[Start]
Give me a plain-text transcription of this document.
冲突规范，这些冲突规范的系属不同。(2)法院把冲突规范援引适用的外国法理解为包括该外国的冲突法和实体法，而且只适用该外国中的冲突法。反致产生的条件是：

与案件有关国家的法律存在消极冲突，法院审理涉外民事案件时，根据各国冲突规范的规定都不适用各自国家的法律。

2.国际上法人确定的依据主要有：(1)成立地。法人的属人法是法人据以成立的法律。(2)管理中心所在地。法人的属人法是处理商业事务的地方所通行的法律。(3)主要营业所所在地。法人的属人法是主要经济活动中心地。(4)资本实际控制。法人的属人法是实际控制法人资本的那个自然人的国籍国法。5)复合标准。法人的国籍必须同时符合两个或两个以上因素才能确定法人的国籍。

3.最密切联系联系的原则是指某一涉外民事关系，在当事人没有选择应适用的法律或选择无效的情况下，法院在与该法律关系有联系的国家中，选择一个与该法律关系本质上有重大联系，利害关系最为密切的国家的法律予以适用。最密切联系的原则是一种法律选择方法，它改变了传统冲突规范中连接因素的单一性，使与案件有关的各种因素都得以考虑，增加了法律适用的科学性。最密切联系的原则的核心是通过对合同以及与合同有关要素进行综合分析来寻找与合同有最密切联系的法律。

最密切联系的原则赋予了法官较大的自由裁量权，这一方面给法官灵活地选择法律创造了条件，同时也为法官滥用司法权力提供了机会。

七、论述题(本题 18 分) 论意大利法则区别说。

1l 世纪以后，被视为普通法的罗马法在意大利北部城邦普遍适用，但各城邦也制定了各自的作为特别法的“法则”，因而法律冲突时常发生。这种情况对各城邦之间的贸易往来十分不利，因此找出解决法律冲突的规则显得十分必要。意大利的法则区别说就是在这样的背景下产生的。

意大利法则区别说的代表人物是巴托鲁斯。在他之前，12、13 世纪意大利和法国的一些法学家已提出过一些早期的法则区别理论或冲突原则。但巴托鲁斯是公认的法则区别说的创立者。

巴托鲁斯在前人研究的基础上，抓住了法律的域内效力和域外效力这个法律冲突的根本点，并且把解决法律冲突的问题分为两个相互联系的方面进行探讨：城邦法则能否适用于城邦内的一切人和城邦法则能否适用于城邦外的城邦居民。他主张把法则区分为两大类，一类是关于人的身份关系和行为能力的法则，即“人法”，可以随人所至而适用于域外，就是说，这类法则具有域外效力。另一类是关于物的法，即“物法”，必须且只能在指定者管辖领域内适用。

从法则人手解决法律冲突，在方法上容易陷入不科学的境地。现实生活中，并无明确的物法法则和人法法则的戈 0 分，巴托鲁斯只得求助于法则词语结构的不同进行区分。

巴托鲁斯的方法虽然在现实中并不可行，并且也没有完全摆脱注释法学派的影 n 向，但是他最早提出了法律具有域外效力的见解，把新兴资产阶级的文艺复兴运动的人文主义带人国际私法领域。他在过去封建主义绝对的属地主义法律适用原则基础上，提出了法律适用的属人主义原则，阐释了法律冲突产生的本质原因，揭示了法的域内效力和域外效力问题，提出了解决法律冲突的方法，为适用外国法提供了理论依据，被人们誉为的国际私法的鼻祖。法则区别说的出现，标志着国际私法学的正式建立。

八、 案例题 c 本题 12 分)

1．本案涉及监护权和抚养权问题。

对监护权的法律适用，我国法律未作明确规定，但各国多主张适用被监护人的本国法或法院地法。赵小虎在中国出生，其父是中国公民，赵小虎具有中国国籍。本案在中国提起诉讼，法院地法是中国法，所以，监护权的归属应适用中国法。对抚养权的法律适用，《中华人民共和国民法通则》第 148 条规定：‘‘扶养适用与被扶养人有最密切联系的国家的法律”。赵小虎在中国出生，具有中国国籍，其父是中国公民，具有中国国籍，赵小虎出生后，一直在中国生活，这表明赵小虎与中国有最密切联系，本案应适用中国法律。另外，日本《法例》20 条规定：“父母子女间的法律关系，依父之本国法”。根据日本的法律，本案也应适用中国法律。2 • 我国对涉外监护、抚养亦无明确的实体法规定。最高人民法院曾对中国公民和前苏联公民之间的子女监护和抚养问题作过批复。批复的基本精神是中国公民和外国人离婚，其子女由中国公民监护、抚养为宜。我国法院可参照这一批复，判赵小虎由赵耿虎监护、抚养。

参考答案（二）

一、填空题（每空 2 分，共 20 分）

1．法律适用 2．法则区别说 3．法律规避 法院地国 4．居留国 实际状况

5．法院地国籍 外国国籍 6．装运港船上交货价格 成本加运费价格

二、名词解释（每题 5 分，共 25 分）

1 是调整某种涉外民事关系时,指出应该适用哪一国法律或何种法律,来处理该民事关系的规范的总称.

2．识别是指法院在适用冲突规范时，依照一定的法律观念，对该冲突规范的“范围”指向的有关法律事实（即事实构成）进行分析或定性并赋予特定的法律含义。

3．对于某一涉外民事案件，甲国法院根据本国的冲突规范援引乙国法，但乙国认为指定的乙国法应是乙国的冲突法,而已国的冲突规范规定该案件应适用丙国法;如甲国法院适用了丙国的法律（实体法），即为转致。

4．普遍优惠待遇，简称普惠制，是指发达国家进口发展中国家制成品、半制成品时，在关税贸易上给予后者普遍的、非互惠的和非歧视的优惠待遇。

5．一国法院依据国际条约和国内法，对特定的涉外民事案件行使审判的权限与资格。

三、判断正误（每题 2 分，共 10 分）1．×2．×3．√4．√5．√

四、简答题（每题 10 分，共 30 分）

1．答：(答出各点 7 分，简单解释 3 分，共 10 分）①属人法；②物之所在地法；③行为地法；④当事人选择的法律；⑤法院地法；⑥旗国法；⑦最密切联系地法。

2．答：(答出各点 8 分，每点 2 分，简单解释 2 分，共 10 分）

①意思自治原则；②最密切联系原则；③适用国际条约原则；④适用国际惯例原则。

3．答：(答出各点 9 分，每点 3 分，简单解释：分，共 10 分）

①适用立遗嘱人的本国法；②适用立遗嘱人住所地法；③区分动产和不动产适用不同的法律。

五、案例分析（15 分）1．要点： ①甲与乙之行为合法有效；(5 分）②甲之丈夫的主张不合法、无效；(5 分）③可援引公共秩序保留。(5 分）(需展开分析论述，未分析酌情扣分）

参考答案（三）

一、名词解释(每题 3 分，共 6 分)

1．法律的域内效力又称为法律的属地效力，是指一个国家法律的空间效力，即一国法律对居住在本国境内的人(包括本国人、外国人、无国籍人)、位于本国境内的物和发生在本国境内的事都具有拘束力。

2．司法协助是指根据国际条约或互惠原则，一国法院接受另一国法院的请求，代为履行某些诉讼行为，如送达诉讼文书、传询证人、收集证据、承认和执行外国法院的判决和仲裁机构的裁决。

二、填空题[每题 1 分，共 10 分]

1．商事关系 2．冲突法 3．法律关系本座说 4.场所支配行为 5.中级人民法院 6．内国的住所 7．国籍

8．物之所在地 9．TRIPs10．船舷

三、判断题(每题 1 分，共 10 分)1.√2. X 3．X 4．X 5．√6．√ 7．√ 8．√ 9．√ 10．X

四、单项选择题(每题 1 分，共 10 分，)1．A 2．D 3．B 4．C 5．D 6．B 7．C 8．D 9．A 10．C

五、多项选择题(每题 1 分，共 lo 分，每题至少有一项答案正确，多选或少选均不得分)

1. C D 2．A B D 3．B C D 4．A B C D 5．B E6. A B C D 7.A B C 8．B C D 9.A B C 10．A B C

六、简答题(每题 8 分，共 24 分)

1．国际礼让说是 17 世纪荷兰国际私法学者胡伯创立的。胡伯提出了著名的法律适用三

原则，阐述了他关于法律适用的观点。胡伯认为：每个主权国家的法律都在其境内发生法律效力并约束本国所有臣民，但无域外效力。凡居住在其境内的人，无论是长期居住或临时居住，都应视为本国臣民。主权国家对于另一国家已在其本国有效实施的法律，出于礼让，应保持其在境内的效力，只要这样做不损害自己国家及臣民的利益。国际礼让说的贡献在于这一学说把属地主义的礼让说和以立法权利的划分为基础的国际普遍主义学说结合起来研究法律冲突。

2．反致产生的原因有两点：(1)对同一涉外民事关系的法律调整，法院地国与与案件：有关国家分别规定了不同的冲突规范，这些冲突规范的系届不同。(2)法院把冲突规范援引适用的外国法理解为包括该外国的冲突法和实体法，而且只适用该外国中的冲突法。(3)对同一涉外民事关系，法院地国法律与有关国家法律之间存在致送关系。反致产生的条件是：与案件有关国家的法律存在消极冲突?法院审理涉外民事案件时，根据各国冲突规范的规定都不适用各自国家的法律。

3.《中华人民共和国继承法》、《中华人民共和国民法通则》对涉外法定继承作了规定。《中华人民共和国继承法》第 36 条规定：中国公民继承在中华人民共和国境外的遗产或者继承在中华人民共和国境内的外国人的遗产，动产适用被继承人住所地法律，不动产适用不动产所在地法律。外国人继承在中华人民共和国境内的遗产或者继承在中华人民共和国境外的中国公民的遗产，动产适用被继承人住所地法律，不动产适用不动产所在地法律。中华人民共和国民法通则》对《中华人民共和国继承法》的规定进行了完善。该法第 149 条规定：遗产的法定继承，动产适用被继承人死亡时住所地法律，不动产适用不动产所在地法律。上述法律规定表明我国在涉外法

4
[End]
Which lines hold the word "答出各点"? Show each one.

**FINISHED ANSWER**
1．答：(答出各点 7 分，简单解释 3 分，共 10 分）①属人法；②物之所在地法；③行为地法；④当事人选择的法律；⑤法院地法；⑥旗国法；⑦最密切联系地法。
2．答：(答出各点 8 分，每点 2 分，简单解释 2 分，共 10 分）
3．答：(答出各点 9 分，每点 3 分，简单解释：分，共 10 分）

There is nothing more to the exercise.